▶ [EXCERPTED RECORDS]:
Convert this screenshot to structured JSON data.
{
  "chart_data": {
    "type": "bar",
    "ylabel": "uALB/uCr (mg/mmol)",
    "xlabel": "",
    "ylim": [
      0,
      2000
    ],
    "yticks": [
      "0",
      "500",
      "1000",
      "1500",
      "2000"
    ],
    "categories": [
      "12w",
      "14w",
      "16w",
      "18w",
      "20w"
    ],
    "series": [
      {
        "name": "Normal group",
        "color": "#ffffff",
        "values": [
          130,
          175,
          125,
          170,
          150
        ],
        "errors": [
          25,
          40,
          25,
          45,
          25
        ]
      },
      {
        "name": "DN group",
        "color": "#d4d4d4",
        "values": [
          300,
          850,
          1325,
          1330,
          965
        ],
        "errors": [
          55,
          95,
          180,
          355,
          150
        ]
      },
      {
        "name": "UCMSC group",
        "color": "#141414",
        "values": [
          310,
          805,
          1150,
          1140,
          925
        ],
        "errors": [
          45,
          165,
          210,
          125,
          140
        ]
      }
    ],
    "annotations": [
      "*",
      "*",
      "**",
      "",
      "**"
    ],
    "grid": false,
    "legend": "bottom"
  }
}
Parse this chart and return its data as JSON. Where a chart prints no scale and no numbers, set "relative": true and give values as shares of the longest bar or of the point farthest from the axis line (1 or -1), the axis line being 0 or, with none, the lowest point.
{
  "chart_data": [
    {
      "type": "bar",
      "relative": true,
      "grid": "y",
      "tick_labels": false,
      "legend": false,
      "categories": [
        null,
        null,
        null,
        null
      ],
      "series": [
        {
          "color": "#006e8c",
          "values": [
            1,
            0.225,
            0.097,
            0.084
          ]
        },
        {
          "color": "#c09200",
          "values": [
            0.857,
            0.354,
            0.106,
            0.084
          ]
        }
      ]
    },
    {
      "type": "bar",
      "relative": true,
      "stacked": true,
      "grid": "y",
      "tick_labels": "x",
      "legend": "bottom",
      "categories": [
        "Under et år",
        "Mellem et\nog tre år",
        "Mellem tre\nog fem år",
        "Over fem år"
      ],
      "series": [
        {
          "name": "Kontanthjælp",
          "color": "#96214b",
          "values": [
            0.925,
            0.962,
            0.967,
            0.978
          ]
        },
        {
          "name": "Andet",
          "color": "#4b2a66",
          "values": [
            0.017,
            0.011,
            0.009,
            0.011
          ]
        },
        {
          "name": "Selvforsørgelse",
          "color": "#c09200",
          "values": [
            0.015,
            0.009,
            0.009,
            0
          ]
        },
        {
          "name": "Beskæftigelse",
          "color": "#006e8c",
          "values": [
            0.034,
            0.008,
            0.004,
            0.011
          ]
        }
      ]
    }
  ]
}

▶ [WHAT IS REQUIRED]:
Write out once more the lines above beginning at the line with "Parse this chart"; continue through the final line and stop there.

▶ [FINAL RESULT]:
Parse this chart and return its data as JSON. Where a chart prints no scale and no numbers, set "relative": true and give values as shares of the longest bar or of the point farthest from the axis line (1 or -1), the axis line being 0 or, with none, the lowest point.
{
  "chart_data": [
    {
      "type": "bar",
      "relative": true,
      "grid": "y",
      "tick_labels": false,
      "legend": false,
      "categories": [
        null,
        null,
        null,
        null
      ],
      "series": [
        {
          "color": "#006e8c",
          "values": [
            1,
            0.225,
            0.097,
            0.084
          ]
        },
        {
          "color": "#c09200",
          "values": [
            0.857,
            0.354,
            0.106,
            0.084
          ]
        }
      ]
    },
    {
      "type": "bar",
      "relative": true,
      "stacked": true,
      "grid": "y",
      "tick_labels": "x",
      "legend": "bottom",
      "categories": [
        "Under et år",
        "Mellem et\nog tre år",
        "Mellem tre\nog fem år",
        "Over fem år"
      ],
      "series": [
        {
          "name": "Kontanthjælp",
          "color": "#96214b",
          "values": [
            0.925,
            0.962,
            0.967,
            0.978
          ]
        },
        {
          "name": "Andet",
          "color": "#4b2a66",
          "values": [
            0.017,
            0.011,
            0.009,
            0.011
          ]
        },
        {
          "name": "Selvforsørgelse",
          "color": "#c09200",
          "values": [
            0.015,
            0.009,
            0.009,
            0
          ]
        },
        {
          "name": "Beskæftigelse",
          "color": "#006e8c",
          "values": [
            0.034,
            0.008,
            0.004,
            0.011
          ]
        }
      ]
    }
  ]
}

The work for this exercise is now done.